Home Business Management Finance & Investment Why outsourcing is not labour broking

By Jamie Louw

THE job market in South Africa can be classified into economies: The Real Economy and the Parasite Economy. In the Real Economy, employers pay their workers a living wage. These jobs provide the income, benefits, and security necessary to participate robustly in the economy as a consumer and taxpayer. It also drives production and demand and creates tax revenues that support the Government’s developmental agenda in service to its citizens.

On the other side of the spectrum, however, lies the In the Parasite Economy where employers fail to pay their workers a living wage and where companies (both large and small) cling to a business model where they pay less than the minimum.  Non-standard hiring practices, such as casualisation and labour broking, fall under this classification and these practices are prevalent in both the private and public sectors.

Somewhere along the way, and because of noises made largely by unions and labour interest groups, outsourcing has been lumped together with labour broking. Consequently, these two terms are today being used interchangeably.  This is an unfortunate, inaccurate and unfavourable characterisation of outsourcing.  Labour broking couldn’t be any further from outsourcing.

  • Labour broking is more inclined towards temporary or casual employment arrangement and is, by its very nature, transactional. It is a means to an end and leaves no lasting benefit after such an arrangement is done. No cognisance is given to the longevity of employment or the quality of work from an ongoing employment perspective.  It has in some instances been exploitative and has a chequered record in respect of its core intention, which is rooted in a “cheap” labour deployment approach.
  • Outsourcing by contrast creates fixed-term and permanent employment. Employees are entitled to the full benefits of employment and are afforded protection under the Labour Relations Act. Outsourcing is a legal form of contracting in the public sector, and in fact, serves as an essential cog underpinning the government’s ability to render services to all stakeholders in South African society.

Outsourcing is not a new trend.  It emerged for the first time in the 1950s but was only truly recognised as an attractive business strategy in the 1980s thanks to the fact that it allows companies to focus on their core competencies, while outsourcing the non-core activities which may detract or hinder organisation success.

It is important to recognise that outsourcing on its own is not a silver bullet. It requires commitment and discipline in the outsourcing process to reap the benefits, as it impacts people, processes, methods and equipment.

Outsourcing facilities management means that the maintenance of government’s buildings and assets are transferred to a third-party organisation. This has been established practice for several years and has been effectively deployed in many public sector settings. For South Africa, outsourcing this non-core function holds significant benefits for the public sector given our own unique set of socio-economic and political challenges:

  • Risk Management and failure reduction

Through effectively managing risk, the appointed FM service provider ensures that key assets are appropriately maintained, measured and managed.  This information helps government more appropriately manage its facilities, reduces the risk of failure and allows for better planning in respect of operating costs and replacement programmes. Fruitless and wasteful expenditure is reduced in the process.  Accountability systems are also created, with roles and responsibilities clearly defined.

  • Value creation and compliance

By outsourcing maintenance services to specialists in the private sector, Government quickly gains access to competent and skilled service providers in areas where they are currently lacking expertise. Moreover, Government is ensured of compliance with laws and regulations through appropriate records and standards which are maintained.

  • People management and skills transfer

Through on-the-job training and training initiatives, the appointed service provider develops proper succession plans that allow for skills transfer and upward mobility of staff.  For the government, dignified, meaningful and permanent work opportunities are created that reduce unemployment and increase access into the economy for citizens.

  • Process integration and improved decision-making

When FM processes are integrated through outsourcing, it empowers Government to make more timely, well-attuned and appropriate decisions in respect of the portfolios and facilities it operates

  • Sustainable, trusting relationships

As objectives are met and efficiencies improve, a more sustainable, trusting relationship is formed between the outsourced service provider and the government department. This allows for a more united approach to FM outsourcing and helps eliminate misguided perceptions.

With all the above in mind, FM outsourcing arrangements must have at its centre a mutually beneficial, reciprocal approach that ensures that the appointed company partners with the State to ensure sustainable value creation that impacts all stakeholders.

• [Entries shown]:
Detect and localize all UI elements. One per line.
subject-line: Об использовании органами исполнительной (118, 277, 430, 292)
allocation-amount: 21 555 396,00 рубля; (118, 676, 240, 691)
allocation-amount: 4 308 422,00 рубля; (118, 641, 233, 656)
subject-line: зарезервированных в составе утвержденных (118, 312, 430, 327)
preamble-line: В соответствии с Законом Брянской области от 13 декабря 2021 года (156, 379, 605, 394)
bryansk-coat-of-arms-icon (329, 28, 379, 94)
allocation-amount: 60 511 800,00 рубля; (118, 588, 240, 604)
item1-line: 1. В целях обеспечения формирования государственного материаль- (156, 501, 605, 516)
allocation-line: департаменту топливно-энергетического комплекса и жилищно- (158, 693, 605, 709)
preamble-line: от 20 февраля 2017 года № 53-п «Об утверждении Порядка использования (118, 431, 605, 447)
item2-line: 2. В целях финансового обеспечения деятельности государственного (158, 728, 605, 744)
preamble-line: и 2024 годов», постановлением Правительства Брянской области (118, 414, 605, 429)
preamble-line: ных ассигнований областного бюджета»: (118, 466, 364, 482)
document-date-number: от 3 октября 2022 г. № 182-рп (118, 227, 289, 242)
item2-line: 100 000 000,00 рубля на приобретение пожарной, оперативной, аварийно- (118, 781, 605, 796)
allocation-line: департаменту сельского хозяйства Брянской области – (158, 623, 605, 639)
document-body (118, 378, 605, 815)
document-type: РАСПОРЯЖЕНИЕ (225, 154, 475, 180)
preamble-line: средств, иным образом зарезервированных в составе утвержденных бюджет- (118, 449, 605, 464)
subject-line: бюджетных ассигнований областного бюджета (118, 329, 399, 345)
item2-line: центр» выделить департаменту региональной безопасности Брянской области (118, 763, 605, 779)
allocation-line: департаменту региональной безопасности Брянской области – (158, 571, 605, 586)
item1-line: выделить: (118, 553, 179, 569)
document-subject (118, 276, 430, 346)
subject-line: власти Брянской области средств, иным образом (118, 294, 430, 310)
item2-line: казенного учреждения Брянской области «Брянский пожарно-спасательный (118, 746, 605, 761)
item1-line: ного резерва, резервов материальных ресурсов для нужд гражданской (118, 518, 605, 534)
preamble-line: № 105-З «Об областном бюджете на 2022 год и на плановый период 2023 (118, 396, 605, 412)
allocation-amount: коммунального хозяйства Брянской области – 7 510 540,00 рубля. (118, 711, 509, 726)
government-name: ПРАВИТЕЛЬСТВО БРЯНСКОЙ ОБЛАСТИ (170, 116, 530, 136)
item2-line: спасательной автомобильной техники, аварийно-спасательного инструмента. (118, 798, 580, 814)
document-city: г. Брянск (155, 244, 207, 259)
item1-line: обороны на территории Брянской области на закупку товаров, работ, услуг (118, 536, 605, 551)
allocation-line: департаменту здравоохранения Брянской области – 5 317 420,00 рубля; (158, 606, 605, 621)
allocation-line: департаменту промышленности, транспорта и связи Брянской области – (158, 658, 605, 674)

• [Given exercise 1]:
According to the outsourcing article, in what decade did outsourcing first emerge?
• [Given exercise 2]:
Set down the part of the outsourcing article starting with "By outsourcing maintenance" and going on through "which are maintained.", word for word.
• [Given exercise 3]:
List every heading the outsourcing article gives for the benefits of outsourcing facilities management in the public sector.

• [Correct output 1]:
The 1950s.

• [Correct output 2]:
By outsourcing maintenance services to specialists in the private sector, Government quickly gains access to competent and skilled service providers in areas where they are currently lacking expertise. Moreover, Government is ensured of compliance with laws and regulations through appropriate records and standards which are maintained.

• [Correct output 3]:
- Risk Management and failure reduction
- Value creation and compliance
- People management and skills transfer
- Process integration and improved decision-making
- Sustainable, trusting relationships